- _Brief_
Transcribe the listing in full, excluding any pictures.

- _Information shown_

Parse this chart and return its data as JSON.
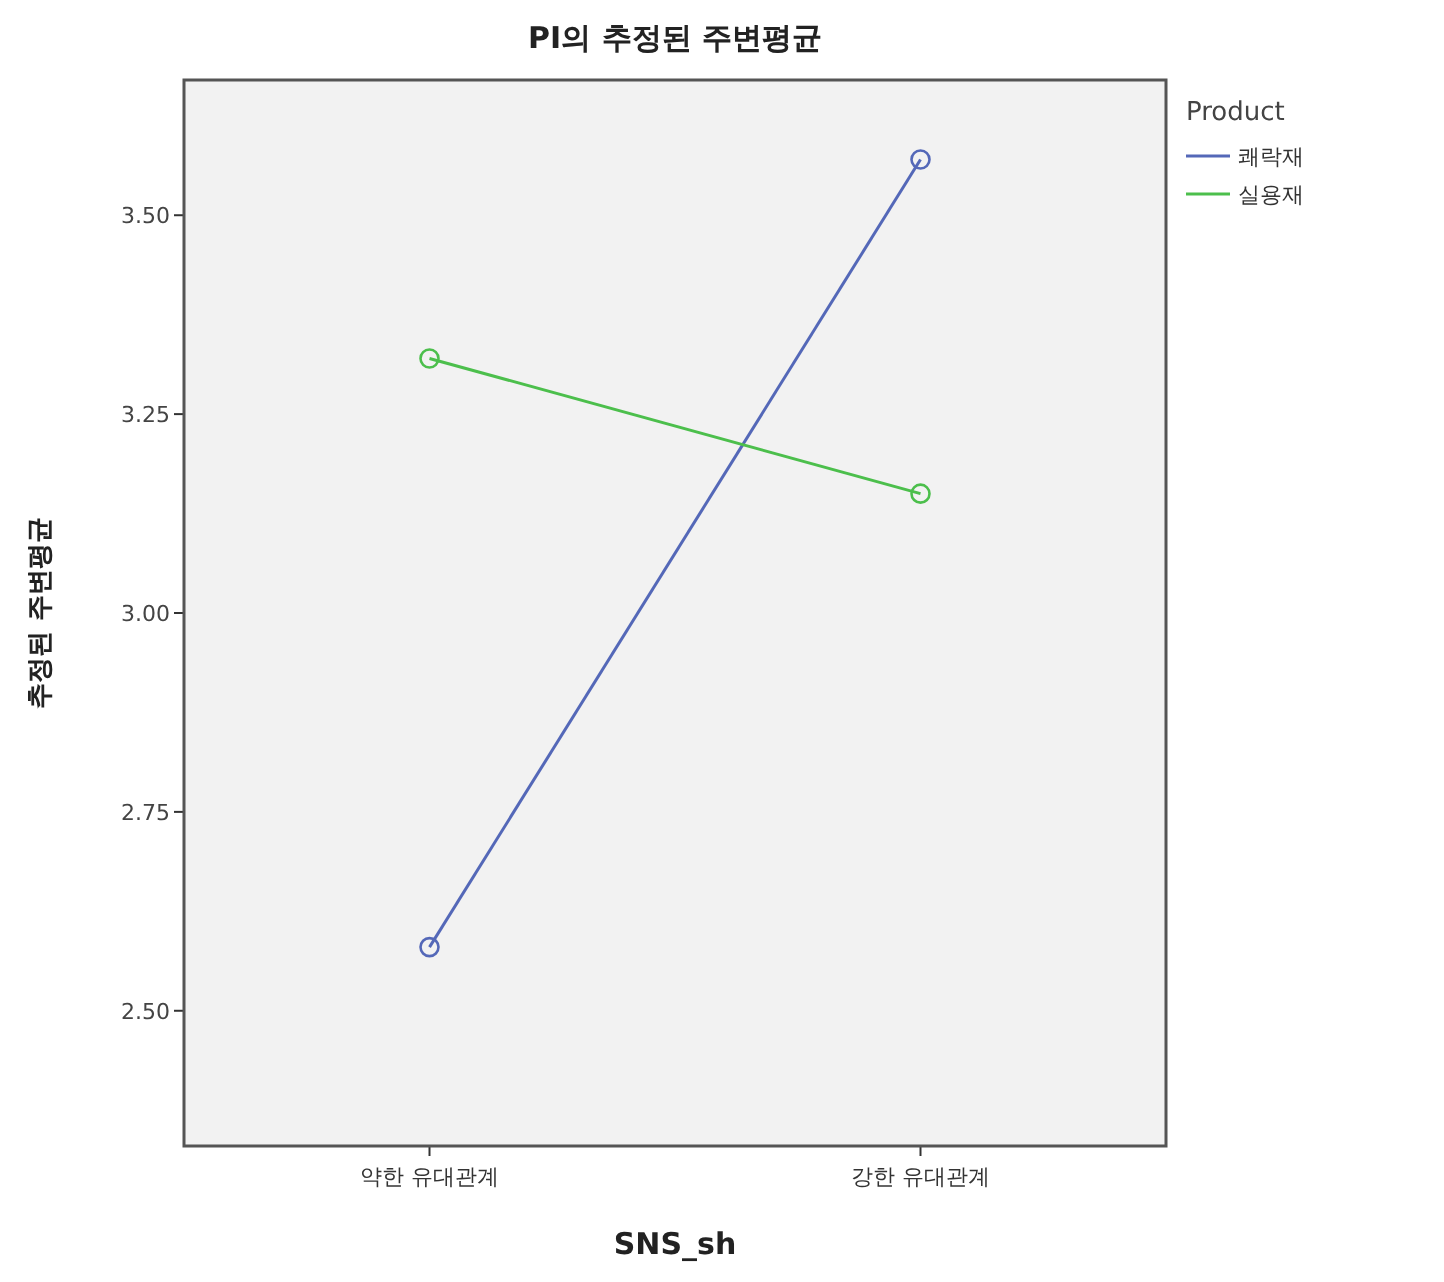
{
  "chart_data": {
    "type": "line",
    "title": "PI의 추정된 주변평균",
    "xlabel": "SNS_sh",
    "ylabel": "추정된 주변평균",
    "legend_title": "Product",
    "categories": [
      "약한 유대관계",
      "강한 유대관계"
    ],
    "series": [
      {
        "name": "쾌락재",
        "color": "#5468b8",
        "values": [
          2.58,
          3.57
        ]
      },
      {
        "name": "실용재",
        "color": "#4cbf4c",
        "values": [
          3.32,
          3.15
        ]
      }
    ],
    "ylim": [
      2.33,
      3.67
    ],
    "yticks": [
      {
        "value": 2.5,
        "label": "2.50"
      },
      {
        "value": 2.75,
        "label": "2.75"
      },
      {
        "value": 3.0,
        "label": "3.00"
      },
      {
        "value": 3.25,
        "label": "3.25"
      },
      {
        "value": 3.5,
        "label": "3.50"
      }
    ],
    "marker": "circle",
    "line_style": "solid",
    "grid": false,
    "legend": "top right"
  }
}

- _Exercise response_
Parse this chart and return its data as JSON.
{
  "chart_data": {
    "type": "line",
    "title": "PI의 추정된 주변평균",
    "xlabel": "SNS_sh",
    "ylabel": "추정된 주변평균",
    "legend_title": "Product",
    "categories": [
      "약한 유대관계",
      "강한 유대관계"
    ],
    "series": [
      {
        "name": "쾌락재",
        "color": "#5468b8",
        "values": [
          2.58,
          3.57
        ]
      },
      {
        "name": "실용재",
        "color": "#4cbf4c",
        "values": [
          3.32,
          3.15
        ]
      }
    ],
    "ylim": [
      2.33,
      3.67
    ],
    "yticks": [
      {
        "value": 2.5,
        "label": "2.50"
      },
      {
        "value": 2.75,
        "label": "2.75"
      },
      {
        "value": 3.0,
        "label": "3.00"
      },
      {
        "value": 3.25,
        "label": "3.25"
      },
      {
        "value": 3.5,
        "label": "3.50"
      }
    ],
    "marker": "circle",
    "line_style": "solid",
    "grid": false,
    "legend": "top right"
  }
}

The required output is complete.